=== The exercise ===
Below are some records; retype all of them exactly.

━━ Input material ━━

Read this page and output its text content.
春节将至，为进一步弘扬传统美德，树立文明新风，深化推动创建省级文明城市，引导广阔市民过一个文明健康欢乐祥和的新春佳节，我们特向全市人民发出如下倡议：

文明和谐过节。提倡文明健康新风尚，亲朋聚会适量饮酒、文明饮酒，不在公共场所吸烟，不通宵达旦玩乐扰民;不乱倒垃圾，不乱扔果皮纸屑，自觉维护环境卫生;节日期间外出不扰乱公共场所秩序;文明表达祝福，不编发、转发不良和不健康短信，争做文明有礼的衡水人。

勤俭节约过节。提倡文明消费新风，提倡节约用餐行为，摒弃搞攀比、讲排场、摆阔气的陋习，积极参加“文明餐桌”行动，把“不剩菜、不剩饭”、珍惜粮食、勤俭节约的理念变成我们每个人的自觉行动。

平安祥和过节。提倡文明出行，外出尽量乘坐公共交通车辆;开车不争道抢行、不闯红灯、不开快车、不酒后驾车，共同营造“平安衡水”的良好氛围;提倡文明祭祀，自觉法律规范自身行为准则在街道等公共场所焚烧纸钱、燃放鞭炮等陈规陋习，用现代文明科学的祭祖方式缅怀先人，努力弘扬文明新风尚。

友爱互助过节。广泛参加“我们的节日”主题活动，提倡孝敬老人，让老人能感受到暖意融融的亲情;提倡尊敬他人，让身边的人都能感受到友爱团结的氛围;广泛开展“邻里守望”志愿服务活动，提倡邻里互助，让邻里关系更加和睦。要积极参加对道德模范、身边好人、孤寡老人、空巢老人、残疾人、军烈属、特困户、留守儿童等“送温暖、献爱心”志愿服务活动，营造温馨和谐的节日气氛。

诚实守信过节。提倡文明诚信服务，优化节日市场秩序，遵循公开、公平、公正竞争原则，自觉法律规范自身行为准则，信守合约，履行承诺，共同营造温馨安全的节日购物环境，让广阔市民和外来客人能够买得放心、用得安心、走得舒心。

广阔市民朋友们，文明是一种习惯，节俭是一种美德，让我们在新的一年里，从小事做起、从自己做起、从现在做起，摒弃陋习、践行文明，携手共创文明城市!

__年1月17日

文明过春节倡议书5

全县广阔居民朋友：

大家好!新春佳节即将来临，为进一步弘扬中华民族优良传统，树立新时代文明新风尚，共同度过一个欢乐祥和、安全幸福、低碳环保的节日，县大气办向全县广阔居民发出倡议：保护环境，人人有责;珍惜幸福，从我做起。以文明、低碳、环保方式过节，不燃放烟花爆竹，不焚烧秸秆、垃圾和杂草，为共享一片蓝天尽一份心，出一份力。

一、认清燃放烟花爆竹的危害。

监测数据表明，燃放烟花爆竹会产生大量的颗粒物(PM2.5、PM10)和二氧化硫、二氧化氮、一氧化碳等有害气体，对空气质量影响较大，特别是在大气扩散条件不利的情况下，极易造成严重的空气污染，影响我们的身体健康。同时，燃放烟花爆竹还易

━━━

=== Solution for this task ===
Read this page and output its text content.
春节将至，为进一步弘扬传统美德，树立文明新风，深化推动创建省级文明城市，引导广阔市民过一个文明健康欢乐祥和的新春佳节，我们特向全市人民发出如下倡议：

文明和谐过节。提倡文明健康新风尚，亲朋聚会适量饮酒、文明饮酒，不在公共场所吸烟，不通宵达旦玩乐扰民;不乱倒垃圾，不乱扔果皮纸屑，自觉维护环境卫生;节日期间外出不扰乱公共场所秩序;文明表达祝福，不编发、转发不良和不健康短信，争做文明有礼的衡水人。

勤俭节约过节。提倡文明消费新风，提倡节约用餐行为，摒弃搞攀比、讲排场、摆阔气的陋习，积极参加“文明餐桌”行动，把“不剩菜、不剩饭”、珍惜粮食、勤俭节约的理念变成我们每个人的自觉行动。

平安祥和过节。提倡文明出行，外出尽量乘坐公共交通车辆;开车不争道抢行、不闯红灯、不开快车、不酒后驾车，共同营造“平安衡水”的良好氛围;提倡文明祭祀，自觉法律规范自身行为准则在街道等公共场所焚烧纸钱、燃放鞭炮等陈规陋习，用现代文明科学的祭祖方式缅怀先人，努力弘扬文明新风尚。

友爱互助过节。广泛参加“我们的节日”主题活动，提倡孝敬老人，让老人能感受到暖意融融的亲情;提倡尊敬他人，让身边的人都能感受到友爱团结的氛围;广泛开展“邻里守望”志愿服务活动，提倡邻里互助，让邻里关系更加和睦。要积极参加对道德模范、身边好人、孤寡老人、空巢老人、残疾人、军烈属、特困户、留守儿童等“送温暖、献爱心”志愿服务活动，营造温馨和谐的节日气氛。

诚实守信过节。提倡文明诚信服务，优化节日市场秩序，遵循公开、公平、公正竞争原则，自觉法律规范自身行为准则，信守合约，履行承诺，共同营造温馨安全的节日购物环境，让广阔市民和外来客人能够买得放心、用得安心、走得舒心。

广阔市民朋友们，文明是一种习惯，节俭是一种美德，让我们在新的一年里，从小事做起、从自己做起、从现在做起，摒弃陋习、践行文明，携手共创文明城市!

__年1月17日

文明过春节倡议书5

全县广阔居民朋友：

大家好!新春佳节即将来临，为进一步弘扬中华民族优良传统，树立新时代文明新风尚，共同度过一个欢乐祥和、安全幸福、低碳环保的节日，县大气办向全县广阔居民发出倡议：保护环境，人人有责;珍惜幸福，从我做起。以文明、低碳、环保方式过节，不燃放烟花爆竹，不焚烧秸秆、垃圾和杂草，为共享一片蓝天尽一份心，出一份力。

一、认清燃放烟花爆竹的危害。

监测数据表明，燃放烟花爆竹会产生大量的颗粒物(PM2.5、PM10)和二氧化硫、二氧化氮、一氧化碳等有害气体，对空气质量影响较大，特别是在大气扩散条件不利的情况下，极易造成严重的空气污染，影响我们的身体健康。同时，燃放烟花爆竹还易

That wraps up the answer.